Records provided ::

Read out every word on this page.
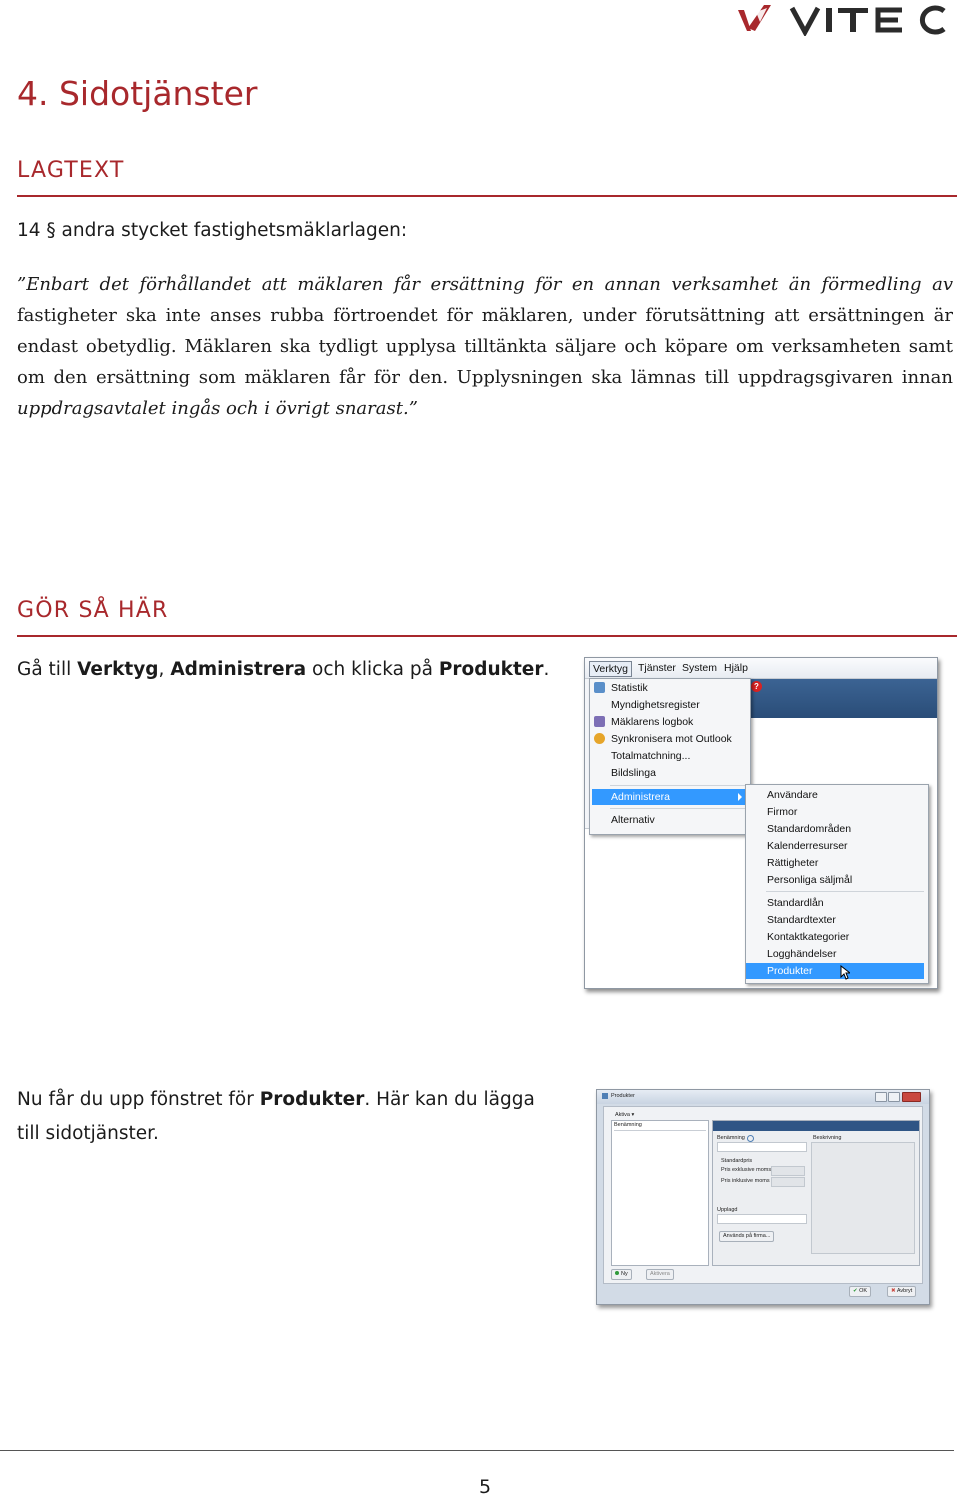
4. Sidotjänster
LAGTEXT
14 § andra stycket fastighetsmäklarlagen:
”Enbart det förhållandet att mäklaren får ersättning för en annan verksamhet än förmedling av
fastigheter ska inte anses rubba förtroendet för mäklaren, under förutsättning att ersättningen är
endast obetydlig. Mäklaren ska tydligt upplysa tilltänkta säljare och köpare om verksamheten samt
om den ersättning som mäklaren får för den. Upplysningen ska lämnas till uppdragsgivaren innan
uppdragsavtalet ingås och i övrigt snarast.”
GÖR SÅ HÄR
Gå till Verktyg, Administrera och klicka på Produkter.
?
Verktyg Tjänster System Hjälp
Statistik
Myndighetsregister
Mäklarens logbok
Synkronisera mot Outlook
Totalmatchning...
Bildslinga
Administrera
Alternativ
Användare
Firmor
Standardområden
Kalenderresurser
Rättigheter
Personliga säljmål
Standardlån
Standardtexter
Kontaktkategorier
Logghändelser
Produkter
Nu får du upp fönstret för Produkter. Här kan du lägga
till sidotjänster.
Produkter
Aktiva ▾
Benämning
Benämning	Beskrivning
Standardpris
Pris exklusive moms
Pris inklusive moms
Upplagd
Används på firma...
Ny	Aktivera
✔ OK	✖ Avbryt
5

Problem :: Without including any pictures, reproduce the listing exactly.

Response to this task ::
Read out every word on this page.
4. Sidotjänster
LAGTEXT
14 § andra stycket fastighetsmäklarlagen:
”Enbart det förhållandet att mäklaren får ersättning för en annan verksamhet än förmedling av
fastigheter ska inte anses rubba förtroendet för mäklaren, under förutsättning att ersättningen är
endast obetydlig. Mäklaren ska tydligt upplysa tilltänkta säljare och köpare om verksamheten samt
om den ersättning som mäklaren får för den. Upplysningen ska lämnas till uppdragsgivaren innan
uppdragsavtalet ingås och i övrigt snarast.”
GÖR SÅ HÄR
Gå till Verktyg, Administrera och klicka på Produkter.
?
Verktyg Tjänster System Hjälp
Statistik
Myndighetsregister
Mäklarens logbok
Synkronisera mot Outlook
Totalmatchning...
Bildslinga
Administrera
Alternativ
Användare
Firmor
Standardområden
Kalenderresurser
Rättigheter
Personliga säljmål
Standardlån
Standardtexter
Kontaktkategorier
Logghändelser
Produkter
Nu får du upp fönstret för Produkter. Här kan du lägga
till sidotjänster.
Produkter
Aktiva ▾
Benämning
Benämning	Beskrivning
Standardpris
Pris exklusive moms
Pris inklusive moms
Upplagd
Används på firma...
Ny	Aktivera
✔ OK	✖ Avbryt
5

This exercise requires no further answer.